## Required task
Below are records; work out how many of their lines contain "this" and give only that number.

* * *

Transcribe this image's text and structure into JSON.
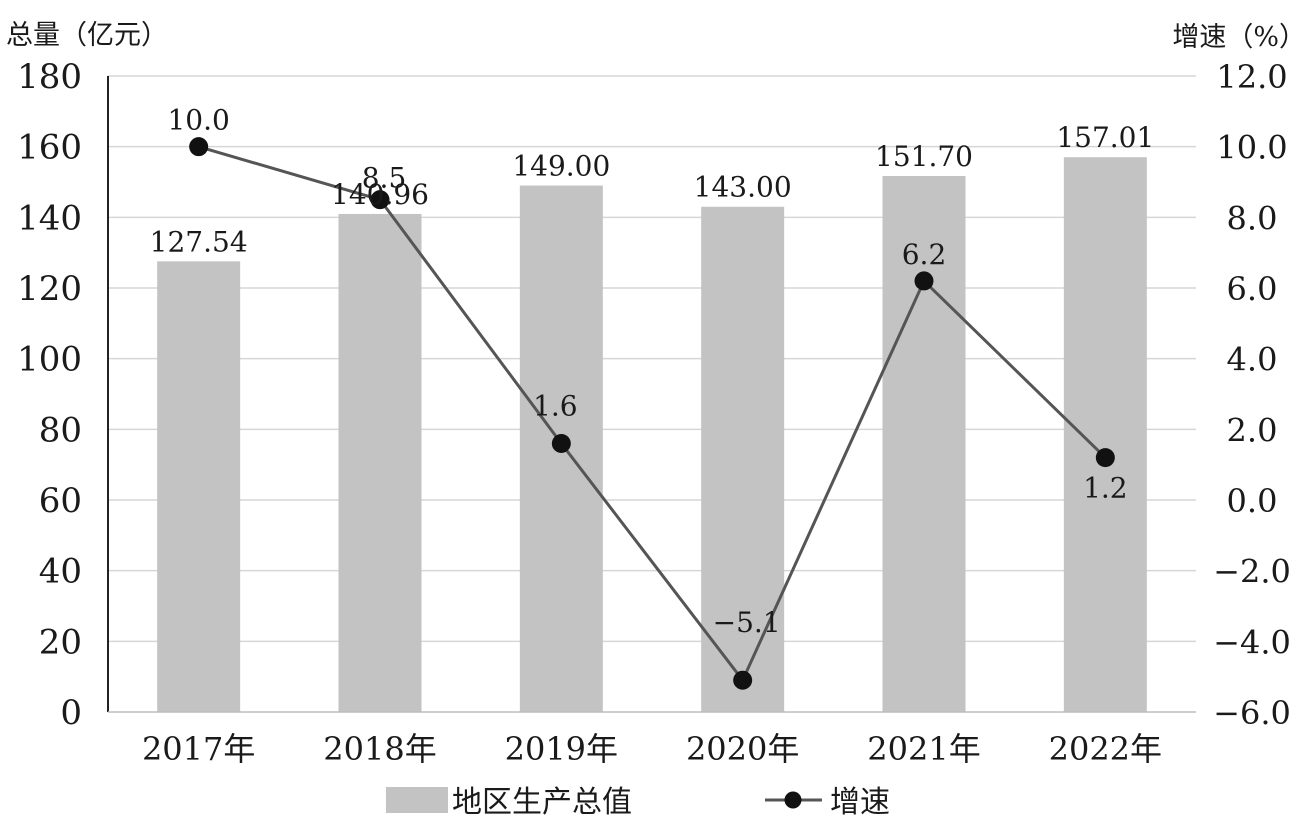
{
  "chart_data": {
    "type": "bar",
    "categories": [
      "2017年",
      "2018年",
      "2019年",
      "2020年",
      "2021年",
      "2022年"
    ],
    "series": [
      {
        "name": "地区生产总值",
        "type": "bar",
        "axis": "left",
        "values": [
          127.54,
          140.96,
          149.0,
          143.0,
          151.7,
          157.01
        ],
        "labels": [
          "127.54",
          "140.96",
          "149.00",
          "143.00",
          "151.70",
          "157.01"
        ],
        "color": "#c3c3c3"
      },
      {
        "name": "增速",
        "type": "line",
        "axis": "right",
        "values": [
          10.0,
          8.5,
          1.6,
          -5.1,
          6.2,
          1.2
        ],
        "labels": [
          "10.0",
          "8.5",
          "1.6",
          "−5.1",
          "6.2",
          "1.2"
        ],
        "color": "#555555",
        "marker_color": "#111111"
      }
    ],
    "ylabel_left": "总量（亿元）",
    "ylabel_right": "增速（%）",
    "ylim_left": [
      0,
      180
    ],
    "ylim_right": [
      -6,
      12
    ],
    "yticks_left": [
      "0",
      "20",
      "40",
      "60",
      "80",
      "100",
      "120",
      "140",
      "160",
      "180"
    ],
    "yticks_right": [
      "−6.0",
      "−4.0",
      "−2.0",
      "0.0",
      "2.0",
      "4.0",
      "6.0",
      "8.0",
      "10.0",
      "12.0"
    ],
    "grid": true,
    "legend_position": "bottom"
  }
}
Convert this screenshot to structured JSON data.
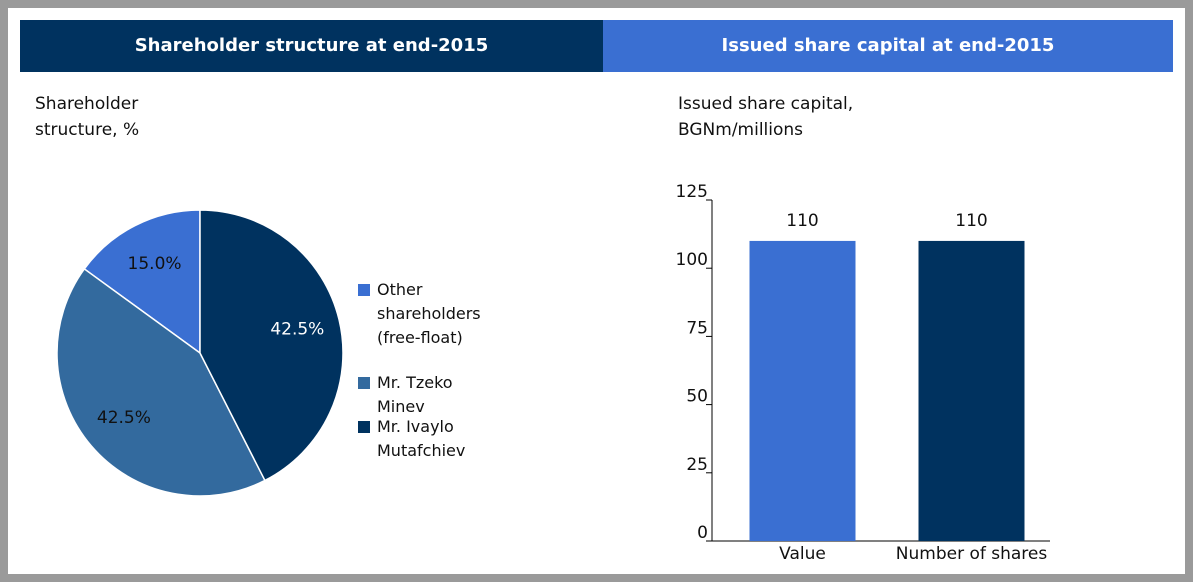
{
  "chart_data": [
    {
      "type": "pie",
      "header": "Shareholder structure at end-2015",
      "title": "Shareholder structure, %",
      "categories": [
        "Other shareholders (free-float)",
        "Mr. Tzeko Minev",
        "Mr. Ivaylo Mutafchiev"
      ],
      "values": [
        15,
        42.5,
        42.5
      ],
      "value_labels": [
        "15.0%",
        "42.5%",
        "42.5%"
      ],
      "colors": [
        "#3a6fd2",
        "#336a9e",
        "#00325f"
      ],
      "legend": "right"
    },
    {
      "type": "bar",
      "header": "Issued share capital at end-2015",
      "title": "Issued share capital, BGNm/millions",
      "categories": [
        "Value",
        "Number of shares"
      ],
      "values": [
        110,
        110
      ],
      "colors": [
        "#3a6fd2",
        "#00325f"
      ],
      "ylim": [
        0,
        125
      ],
      "yticks": [
        0,
        25,
        50,
        75,
        100,
        125
      ],
      "grid": false
    }
  ]
}
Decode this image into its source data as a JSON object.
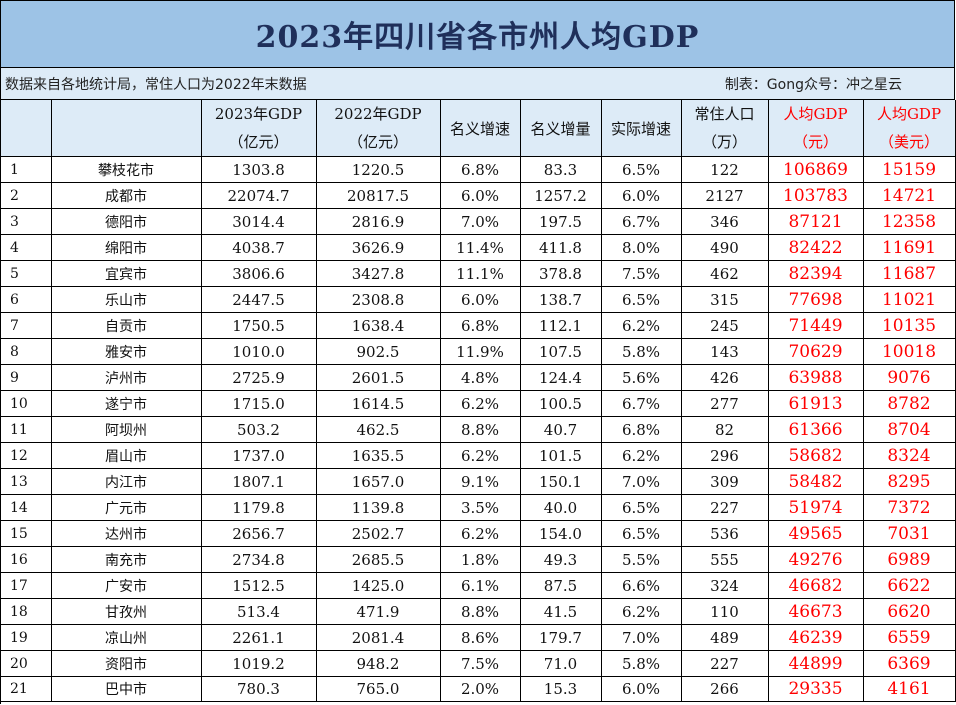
{
  "title": "2023年四川省各市州人均GDP",
  "note_left": "数据来自各地统计局，常住人口为2022年末数据",
  "note_right": "制表：Gong众号：冲之星云",
  "headers": {
    "gdp2023_l1": "2023年GDP",
    "gdp2023_l2": "（亿元）",
    "gdp2022_l1": "2022年GDP",
    "gdp2022_l2": "（亿元）",
    "nominal_growth": "名义增速",
    "nominal_increase": "名义增量",
    "real_growth": "实际增速",
    "population_l1": "常住人口",
    "population_l2": "（万）",
    "percap_cny_l1": "人均GDP",
    "percap_cny_l2": "（元）",
    "percap_usd_l1": "人均GDP",
    "percap_usd_l2": "（美元）"
  },
  "accent_colors": {
    "header_fill": "#ddebf7",
    "title_fill": "#9dc3e6",
    "highlight_text": "#ff0000"
  },
  "rows": [
    {
      "rank": "1",
      "city": "攀枝花市",
      "gdp2023": "1303.8",
      "gdp2022": "1220.5",
      "ng": "6.8%",
      "ni": "83.3",
      "rg": "6.5%",
      "pop": "122",
      "pc_cny": "106869",
      "pc_usd": "15159"
    },
    {
      "rank": "2",
      "city": "成都市",
      "gdp2023": "22074.7",
      "gdp2022": "20817.5",
      "ng": "6.0%",
      "ni": "1257.2",
      "rg": "6.0%",
      "pop": "2127",
      "pc_cny": "103783",
      "pc_usd": "14721"
    },
    {
      "rank": "3",
      "city": "德阳市",
      "gdp2023": "3014.4",
      "gdp2022": "2816.9",
      "ng": "7.0%",
      "ni": "197.5",
      "rg": "6.7%",
      "pop": "346",
      "pc_cny": "87121",
      "pc_usd": "12358"
    },
    {
      "rank": "4",
      "city": "绵阳市",
      "gdp2023": "4038.7",
      "gdp2022": "3626.9",
      "ng": "11.4%",
      "ni": "411.8",
      "rg": "8.0%",
      "pop": "490",
      "pc_cny": "82422",
      "pc_usd": "11691"
    },
    {
      "rank": "5",
      "city": "宜宾市",
      "gdp2023": "3806.6",
      "gdp2022": "3427.8",
      "ng": "11.1%",
      "ni": "378.8",
      "rg": "7.5%",
      "pop": "462",
      "pc_cny": "82394",
      "pc_usd": "11687"
    },
    {
      "rank": "6",
      "city": "乐山市",
      "gdp2023": "2447.5",
      "gdp2022": "2308.8",
      "ng": "6.0%",
      "ni": "138.7",
      "rg": "6.5%",
      "pop": "315",
      "pc_cny": "77698",
      "pc_usd": "11021"
    },
    {
      "rank": "7",
      "city": "自贡市",
      "gdp2023": "1750.5",
      "gdp2022": "1638.4",
      "ng": "6.8%",
      "ni": "112.1",
      "rg": "6.2%",
      "pop": "245",
      "pc_cny": "71449",
      "pc_usd": "10135"
    },
    {
      "rank": "8",
      "city": "雅安市",
      "gdp2023": "1010.0",
      "gdp2022": "902.5",
      "ng": "11.9%",
      "ni": "107.5",
      "rg": "5.8%",
      "pop": "143",
      "pc_cny": "70629",
      "pc_usd": "10018"
    },
    {
      "rank": "9",
      "city": "泸州市",
      "gdp2023": "2725.9",
      "gdp2022": "2601.5",
      "ng": "4.8%",
      "ni": "124.4",
      "rg": "5.6%",
      "pop": "426",
      "pc_cny": "63988",
      "pc_usd": "9076"
    },
    {
      "rank": "10",
      "city": "遂宁市",
      "gdp2023": "1715.0",
      "gdp2022": "1614.5",
      "ng": "6.2%",
      "ni": "100.5",
      "rg": "6.7%",
      "pop": "277",
      "pc_cny": "61913",
      "pc_usd": "8782"
    },
    {
      "rank": "11",
      "city": "阿坝州",
      "gdp2023": "503.2",
      "gdp2022": "462.5",
      "ng": "8.8%",
      "ni": "40.7",
      "rg": "6.8%",
      "pop": "82",
      "pc_cny": "61366",
      "pc_usd": "8704"
    },
    {
      "rank": "12",
      "city": "眉山市",
      "gdp2023": "1737.0",
      "gdp2022": "1635.5",
      "ng": "6.2%",
      "ni": "101.5",
      "rg": "6.2%",
      "pop": "296",
      "pc_cny": "58682",
      "pc_usd": "8324"
    },
    {
      "rank": "13",
      "city": "内江市",
      "gdp2023": "1807.1",
      "gdp2022": "1657.0",
      "ng": "9.1%",
      "ni": "150.1",
      "rg": "7.0%",
      "pop": "309",
      "pc_cny": "58482",
      "pc_usd": "8295"
    },
    {
      "rank": "14",
      "city": "广元市",
      "gdp2023": "1179.8",
      "gdp2022": "1139.8",
      "ng": "3.5%",
      "ni": "40.0",
      "rg": "6.5%",
      "pop": "227",
      "pc_cny": "51974",
      "pc_usd": "7372"
    },
    {
      "rank": "15",
      "city": "达州市",
      "gdp2023": "2656.7",
      "gdp2022": "2502.7",
      "ng": "6.2%",
      "ni": "154.0",
      "rg": "6.5%",
      "pop": "536",
      "pc_cny": "49565",
      "pc_usd": "7031"
    },
    {
      "rank": "16",
      "city": "南充市",
      "gdp2023": "2734.8",
      "gdp2022": "2685.5",
      "ng": "1.8%",
      "ni": "49.3",
      "rg": "5.5%",
      "pop": "555",
      "pc_cny": "49276",
      "pc_usd": "6989"
    },
    {
      "rank": "17",
      "city": "广安市",
      "gdp2023": "1512.5",
      "gdp2022": "1425.0",
      "ng": "6.1%",
      "ni": "87.5",
      "rg": "6.6%",
      "pop": "324",
      "pc_cny": "46682",
      "pc_usd": "6622"
    },
    {
      "rank": "18",
      "city": "甘孜州",
      "gdp2023": "513.4",
      "gdp2022": "471.9",
      "ng": "8.8%",
      "ni": "41.5",
      "rg": "6.2%",
      "pop": "110",
      "pc_cny": "46673",
      "pc_usd": "6620"
    },
    {
      "rank": "19",
      "city": "凉山州",
      "gdp2023": "2261.1",
      "gdp2022": "2081.4",
      "ng": "8.6%",
      "ni": "179.7",
      "rg": "7.0%",
      "pop": "489",
      "pc_cny": "46239",
      "pc_usd": "6559"
    },
    {
      "rank": "20",
      "city": "资阳市",
      "gdp2023": "1019.2",
      "gdp2022": "948.2",
      "ng": "7.5%",
      "ni": "71.0",
      "rg": "5.8%",
      "pop": "227",
      "pc_cny": "44899",
      "pc_usd": "6369"
    },
    {
      "rank": "21",
      "city": "巴中市",
      "gdp2023": "780.3",
      "gdp2022": "765.0",
      "ng": "2.0%",
      "ni": "15.3",
      "rg": "6.0%",
      "pop": "266",
      "pc_cny": "29335",
      "pc_usd": "4161"
    }
  ]
}
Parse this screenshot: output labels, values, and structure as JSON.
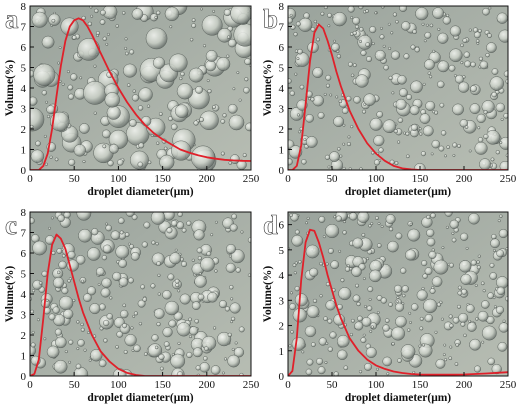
{
  "chart_data": [
    {
      "panel": "a",
      "type": "line",
      "xlabel": "droplet diameter(μm)",
      "ylabel": "Volume(%)",
      "xlim": [
        0,
        250
      ],
      "ylim": [
        0,
        8
      ],
      "xticks": [
        "0",
        "50",
        "100",
        "150",
        "200",
        "250"
      ],
      "yticks": [
        "0",
        "1",
        "2",
        "3",
        "4",
        "5",
        "6",
        "7",
        "8"
      ],
      "curve_color": "#e0202a",
      "series": [
        {
          "x": [
            0,
            10,
            15,
            20,
            25,
            30,
            35,
            40,
            45,
            50,
            55,
            60,
            65,
            70,
            80,
            90,
            100,
            110,
            120,
            130,
            140,
            150,
            160,
            170,
            180,
            190,
            200,
            210,
            220,
            230,
            240,
            250
          ],
          "values": [
            0,
            0,
            0.2,
            0.8,
            2.0,
            3.6,
            5.1,
            6.3,
            7.0,
            7.3,
            7.4,
            7.3,
            7.0,
            6.6,
            5.7,
            4.8,
            4.0,
            3.3,
            2.7,
            2.2,
            1.8,
            1.5,
            1.25,
            1.0,
            0.85,
            0.72,
            0.62,
            0.55,
            0.5,
            0.47,
            0.45,
            0.44
          ]
        }
      ]
    },
    {
      "panel": "b",
      "type": "line",
      "xlabel": "droplet diameter(μm)",
      "ylabel": "Volume(%)",
      "xlim": [
        0,
        250
      ],
      "ylim": [
        0,
        8
      ],
      "xticks": [
        "0",
        "50",
        "100",
        "150",
        "200",
        "250"
      ],
      "yticks": [
        "0",
        "1",
        "2",
        "3",
        "4",
        "5",
        "6",
        "7",
        "8"
      ],
      "curve_color": "#e0202a",
      "series": [
        {
          "x": [
            0,
            5,
            10,
            15,
            20,
            25,
            30,
            35,
            40,
            45,
            50,
            55,
            60,
            70,
            80,
            90,
            100,
            110,
            120,
            130,
            140,
            150,
            175,
            200,
            225,
            250
          ],
          "values": [
            0,
            0,
            0.2,
            1.2,
            3.2,
            5.3,
            6.7,
            7.1,
            6.9,
            6.3,
            5.6,
            4.8,
            4.1,
            2.9,
            2.0,
            1.3,
            0.8,
            0.45,
            0.2,
            0.08,
            0.03,
            0,
            0,
            0,
            0,
            0
          ]
        }
      ]
    },
    {
      "panel": "c",
      "type": "line",
      "xlabel": "droplet diameter(μm)",
      "ylabel": "Volume(%)",
      "xlim": [
        0,
        250
      ],
      "ylim": [
        0,
        8
      ],
      "xticks": [
        "0",
        "50",
        "100",
        "150",
        "200",
        "250"
      ],
      "yticks": [
        "0",
        "1",
        "2",
        "3",
        "4",
        "5",
        "6",
        "7",
        "8"
      ],
      "curve_color": "#e0202a",
      "series": [
        {
          "x": [
            0,
            5,
            10,
            15,
            20,
            25,
            30,
            35,
            40,
            45,
            50,
            55,
            60,
            70,
            80,
            90,
            100,
            110,
            120,
            130,
            140,
            150,
            175,
            200,
            225,
            250
          ],
          "values": [
            0,
            0.1,
            0.8,
            2.8,
            5.0,
            6.4,
            6.9,
            6.7,
            6.2,
            5.4,
            4.6,
            3.8,
            3.1,
            2.0,
            1.2,
            0.7,
            0.35,
            0.15,
            0.05,
            0,
            0,
            0,
            0,
            0,
            0,
            0
          ]
        }
      ]
    },
    {
      "panel": "d",
      "type": "line",
      "xlabel": "droplet diameter(μm)",
      "ylabel": "Volume(%)",
      "xlim": [
        0,
        250
      ],
      "ylim": [
        0,
        6.5
      ],
      "xticks": [
        "0",
        "50",
        "100",
        "150",
        "200",
        "250"
      ],
      "yticks": [
        "0",
        "1",
        "2",
        "3",
        "4",
        "5",
        "6"
      ],
      "curve_color": "#e0202a",
      "series": [
        {
          "x": [
            0,
            5,
            10,
            15,
            20,
            25,
            30,
            35,
            40,
            45,
            50,
            55,
            60,
            70,
            80,
            90,
            100,
            110,
            120,
            130,
            140,
            150,
            175,
            200,
            225,
            250
          ],
          "values": [
            0,
            0.2,
            1.5,
            3.8,
            5.3,
            5.8,
            5.75,
            5.3,
            4.7,
            4.0,
            3.4,
            2.8,
            2.3,
            1.5,
            1.0,
            0.65,
            0.42,
            0.28,
            0.18,
            0.12,
            0.08,
            0.06,
            0.05,
            0.06,
            0.1,
            0.15
          ]
        }
      ]
    }
  ]
}
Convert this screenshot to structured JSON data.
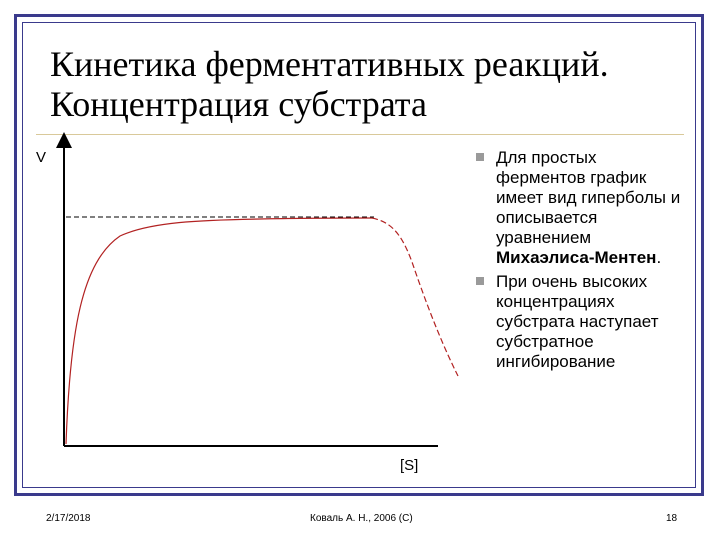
{
  "slide": {
    "title_line1": "Кинетика ферментативных реакций.",
    "title_line2": "Концентрация субстрата",
    "axis_y_label": "V",
    "axis_x_label": "[S]",
    "bullets": [
      {
        "text_before": "Для простых ферментов график имеет вид гиперболы и описывается уравнением ",
        "bold": "Михаэлиса-Ментен",
        "text_after": "."
      },
      {
        "text_before": "При очень высоких концентрациях субстрата наступает субстратное ингибирование",
        "bold": "",
        "text_after": ""
      }
    ],
    "footer_date": "2/17/2018",
    "footer_author": "Коваль А. Н., 2006 (С)",
    "footer_page": "18"
  },
  "colors": {
    "frame": "#3a3a8c",
    "curve": "#b22222",
    "bullet_marker": "#9a9a9a",
    "title_rule": "#d9c99a"
  }
}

* * *

## The output
5